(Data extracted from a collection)
☆ ☆ ☆ ☆ ☆
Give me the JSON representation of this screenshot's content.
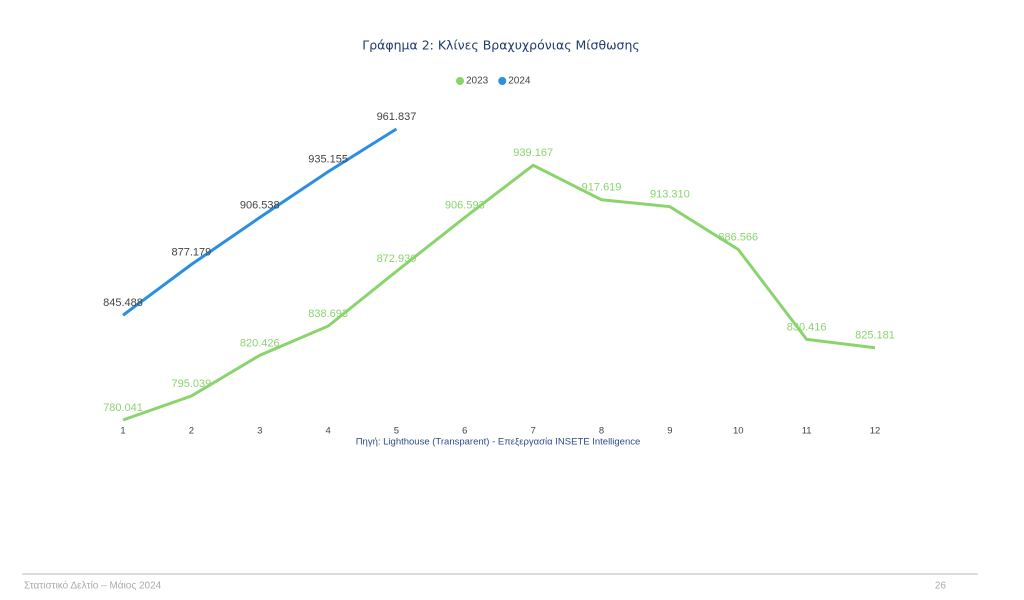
{
  "chart_data": {
    "type": "line",
    "title": "Γράφημα 2: Κλίνες Βραχυχρόνιας Μίσθωσης",
    "source": "Πηγή: Lighthouse (Transparent) - Επεξεργασία INSETE Intelligence",
    "categories": [
      "1",
      "2",
      "3",
      "4",
      "5",
      "6",
      "7",
      "8",
      "9",
      "10",
      "11",
      "12"
    ],
    "legend": "top",
    "series": [
      {
        "name": "2023",
        "color": "#8ad46e",
        "values": [
          780041,
          795039,
          820426,
          838693,
          872930,
          906593,
          939167,
          917619,
          913310,
          886566,
          830416,
          825181
        ],
        "value_labels": [
          "780.041",
          "795.039",
          "820.426",
          "838.693",
          "872.930",
          "906.593",
          "939.167",
          "917.619",
          "913.310",
          "886.566",
          "830.416",
          "825.181"
        ]
      },
      {
        "name": "2024",
        "color": "#2a8fe0",
        "values": [
          845488,
          877179,
          906538,
          935155,
          961837,
          null,
          null,
          null,
          null,
          null,
          null,
          null
        ],
        "value_labels": [
          "845.488",
          "877.179",
          "906.538",
          "935.155",
          "961.837",
          null,
          null,
          null,
          null,
          null,
          null,
          null
        ]
      }
    ]
  },
  "footer": {
    "left": "Στατιστικό Δελτίο – Μάιος 2024",
    "page": "26"
  }
}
☆ ☆ ☆ ☆ ☆
INSTRUCTIONS FOR THE TASK: Give back every line exactly as it stands, pictures excluded.

ANSWER TO THE TASK:
Give me the JSON representation of this screenshot's content.
{
  "chart_data": {
    "type": "line",
    "title": "Γράφημα 2: Κλίνες Βραχυχρόνιας Μίσθωσης",
    "source": "Πηγή: Lighthouse (Transparent) - Επεξεργασία INSETE Intelligence",
    "categories": [
      "1",
      "2",
      "3",
      "4",
      "5",
      "6",
      "7",
      "8",
      "9",
      "10",
      "11",
      "12"
    ],
    "legend": "top",
    "series": [
      {
        "name": "2023",
        "color": "#8ad46e",
        "values": [
          780041,
          795039,
          820426,
          838693,
          872930,
          906593,
          939167,
          917619,
          913310,
          886566,
          830416,
          825181
        ],
        "value_labels": [
          "780.041",
          "795.039",
          "820.426",
          "838.693",
          "872.930",
          "906.593",
          "939.167",
          "917.619",
          "913.310",
          "886.566",
          "830.416",
          "825.181"
        ]
      },
      {
        "name": "2024",
        "color": "#2a8fe0",
        "values": [
          845488,
          877179,
          906538,
          935155,
          961837,
          null,
          null,
          null,
          null,
          null,
          null,
          null
        ],
        "value_labels": [
          "845.488",
          "877.179",
          "906.538",
          "935.155",
          "961.837",
          null,
          null,
          null,
          null,
          null,
          null,
          null
        ]
      }
    ]
  },
  "footer": {
    "left": "Στατιστικό Δελτίο – Μάιος 2024",
    "page": "26"
  }
}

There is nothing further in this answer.